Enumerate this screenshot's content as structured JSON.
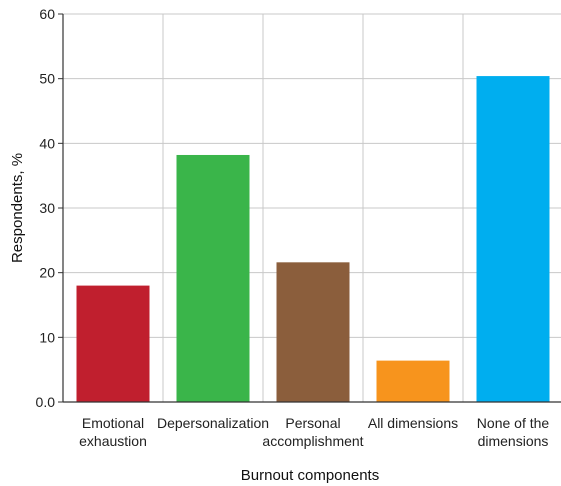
{
  "chart_data": {
    "type": "bar",
    "title": "",
    "xlabel": "Burnout components",
    "ylabel": "Respondents, %",
    "ylim": [
      0,
      60
    ],
    "yticks": [
      "0.0",
      "10",
      "20",
      "30",
      "40",
      "50",
      "60"
    ],
    "grid": true,
    "categories": [
      [
        "Emotional",
        "exhaustion"
      ],
      [
        "Depersonalization"
      ],
      [
        "Personal",
        "accomplishment"
      ],
      [
        "All dimensions"
      ],
      [
        "None of the",
        "dimensions"
      ]
    ],
    "values": [
      18,
      38.2,
      21.6,
      6.4,
      50.4
    ],
    "colors": [
      "#c01f2e",
      "#3ab54a",
      "#8b5e3c",
      "#f7941d",
      "#00aeef"
    ]
  }
}
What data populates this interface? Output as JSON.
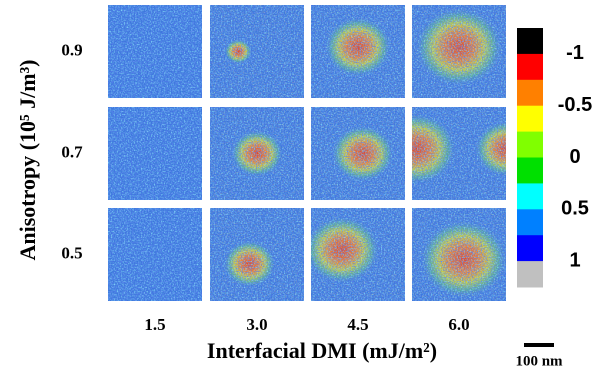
{
  "figure": {
    "y_label": "Anisotropy (10⁵ J/m³)",
    "x_label": "Interfacial DMI (mJ/m²)",
    "row_labels": [
      "0.9",
      "0.7",
      "0.5"
    ],
    "column_labels": [
      "1.5",
      "3.0",
      "4.5",
      "6.0"
    ],
    "colorbar": {
      "colors": [
        "#000000",
        "#ff0000",
        "#ff8000",
        "#ffff00",
        "#80ff00",
        "#00e000",
        "#00ffff",
        "#0080ff",
        "#0000ff",
        "#c0c0c0"
      ],
      "labels": [
        "-1",
        "-0.5",
        "0",
        "0.5",
        "1"
      ]
    },
    "scale_bar": "100 nm"
  }
}
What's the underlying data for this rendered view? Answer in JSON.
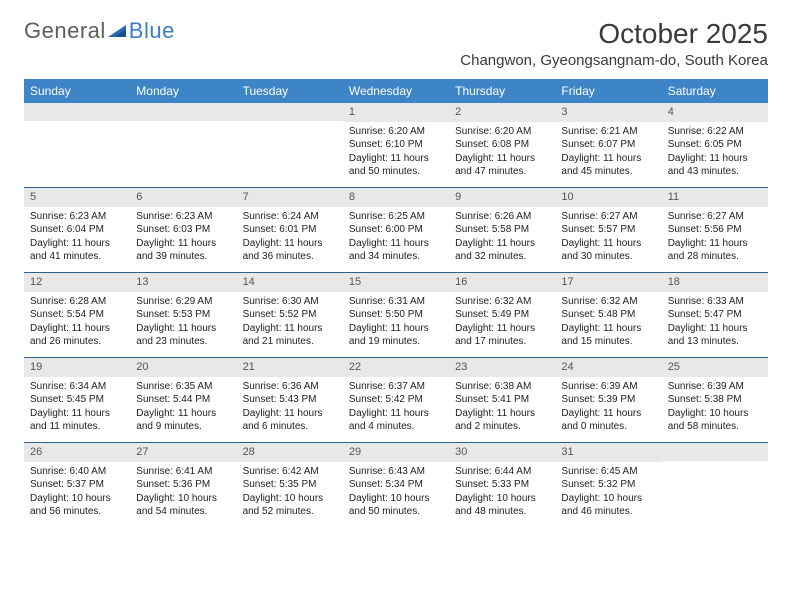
{
  "logo": {
    "text1": "General",
    "text2": "Blue"
  },
  "title": "October 2025",
  "location": "Changwon, Gyeongsangnam-do, South Korea",
  "colors": {
    "header_bg": "#3d85c6",
    "header_text": "#ffffff",
    "daynum_bg": "#e8e8e8",
    "row_divider": "#2f5f8f",
    "logo_gray": "#5a5f63",
    "logo_blue": "#3d7cc9",
    "text": "#3a3a3a"
  },
  "dayNames": [
    "Sunday",
    "Monday",
    "Tuesday",
    "Wednesday",
    "Thursday",
    "Friday",
    "Saturday"
  ],
  "weeks": [
    [
      null,
      null,
      null,
      {
        "n": "1",
        "sr": "6:20 AM",
        "ss": "6:10 PM",
        "dl": "11 hours and 50 minutes."
      },
      {
        "n": "2",
        "sr": "6:20 AM",
        "ss": "6:08 PM",
        "dl": "11 hours and 47 minutes."
      },
      {
        "n": "3",
        "sr": "6:21 AM",
        "ss": "6:07 PM",
        "dl": "11 hours and 45 minutes."
      },
      {
        "n": "4",
        "sr": "6:22 AM",
        "ss": "6:05 PM",
        "dl": "11 hours and 43 minutes."
      }
    ],
    [
      {
        "n": "5",
        "sr": "6:23 AM",
        "ss": "6:04 PM",
        "dl": "11 hours and 41 minutes."
      },
      {
        "n": "6",
        "sr": "6:23 AM",
        "ss": "6:03 PM",
        "dl": "11 hours and 39 minutes."
      },
      {
        "n": "7",
        "sr": "6:24 AM",
        "ss": "6:01 PM",
        "dl": "11 hours and 36 minutes."
      },
      {
        "n": "8",
        "sr": "6:25 AM",
        "ss": "6:00 PM",
        "dl": "11 hours and 34 minutes."
      },
      {
        "n": "9",
        "sr": "6:26 AM",
        "ss": "5:58 PM",
        "dl": "11 hours and 32 minutes."
      },
      {
        "n": "10",
        "sr": "6:27 AM",
        "ss": "5:57 PM",
        "dl": "11 hours and 30 minutes."
      },
      {
        "n": "11",
        "sr": "6:27 AM",
        "ss": "5:56 PM",
        "dl": "11 hours and 28 minutes."
      }
    ],
    [
      {
        "n": "12",
        "sr": "6:28 AM",
        "ss": "5:54 PM",
        "dl": "11 hours and 26 minutes."
      },
      {
        "n": "13",
        "sr": "6:29 AM",
        "ss": "5:53 PM",
        "dl": "11 hours and 23 minutes."
      },
      {
        "n": "14",
        "sr": "6:30 AM",
        "ss": "5:52 PM",
        "dl": "11 hours and 21 minutes."
      },
      {
        "n": "15",
        "sr": "6:31 AM",
        "ss": "5:50 PM",
        "dl": "11 hours and 19 minutes."
      },
      {
        "n": "16",
        "sr": "6:32 AM",
        "ss": "5:49 PM",
        "dl": "11 hours and 17 minutes."
      },
      {
        "n": "17",
        "sr": "6:32 AM",
        "ss": "5:48 PM",
        "dl": "11 hours and 15 minutes."
      },
      {
        "n": "18",
        "sr": "6:33 AM",
        "ss": "5:47 PM",
        "dl": "11 hours and 13 minutes."
      }
    ],
    [
      {
        "n": "19",
        "sr": "6:34 AM",
        "ss": "5:45 PM",
        "dl": "11 hours and 11 minutes."
      },
      {
        "n": "20",
        "sr": "6:35 AM",
        "ss": "5:44 PM",
        "dl": "11 hours and 9 minutes."
      },
      {
        "n": "21",
        "sr": "6:36 AM",
        "ss": "5:43 PM",
        "dl": "11 hours and 6 minutes."
      },
      {
        "n": "22",
        "sr": "6:37 AM",
        "ss": "5:42 PM",
        "dl": "11 hours and 4 minutes."
      },
      {
        "n": "23",
        "sr": "6:38 AM",
        "ss": "5:41 PM",
        "dl": "11 hours and 2 minutes."
      },
      {
        "n": "24",
        "sr": "6:39 AM",
        "ss": "5:39 PM",
        "dl": "11 hours and 0 minutes."
      },
      {
        "n": "25",
        "sr": "6:39 AM",
        "ss": "5:38 PM",
        "dl": "10 hours and 58 minutes."
      }
    ],
    [
      {
        "n": "26",
        "sr": "6:40 AM",
        "ss": "5:37 PM",
        "dl": "10 hours and 56 minutes."
      },
      {
        "n": "27",
        "sr": "6:41 AM",
        "ss": "5:36 PM",
        "dl": "10 hours and 54 minutes."
      },
      {
        "n": "28",
        "sr": "6:42 AM",
        "ss": "5:35 PM",
        "dl": "10 hours and 52 minutes."
      },
      {
        "n": "29",
        "sr": "6:43 AM",
        "ss": "5:34 PM",
        "dl": "10 hours and 50 minutes."
      },
      {
        "n": "30",
        "sr": "6:44 AM",
        "ss": "5:33 PM",
        "dl": "10 hours and 48 minutes."
      },
      {
        "n": "31",
        "sr": "6:45 AM",
        "ss": "5:32 PM",
        "dl": "10 hours and 46 minutes."
      },
      null
    ]
  ],
  "labels": {
    "sunrise": "Sunrise:",
    "sunset": "Sunset:",
    "daylight": "Daylight:"
  }
}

### Exercise
Which lines hold the word "JSON"? Show each one.

### Correct output
Enumerate this screenshot's content as structured JSON.
What data populates this interface? Output as JSON.
What's the underlying data for this rendered view? Answer in JSON.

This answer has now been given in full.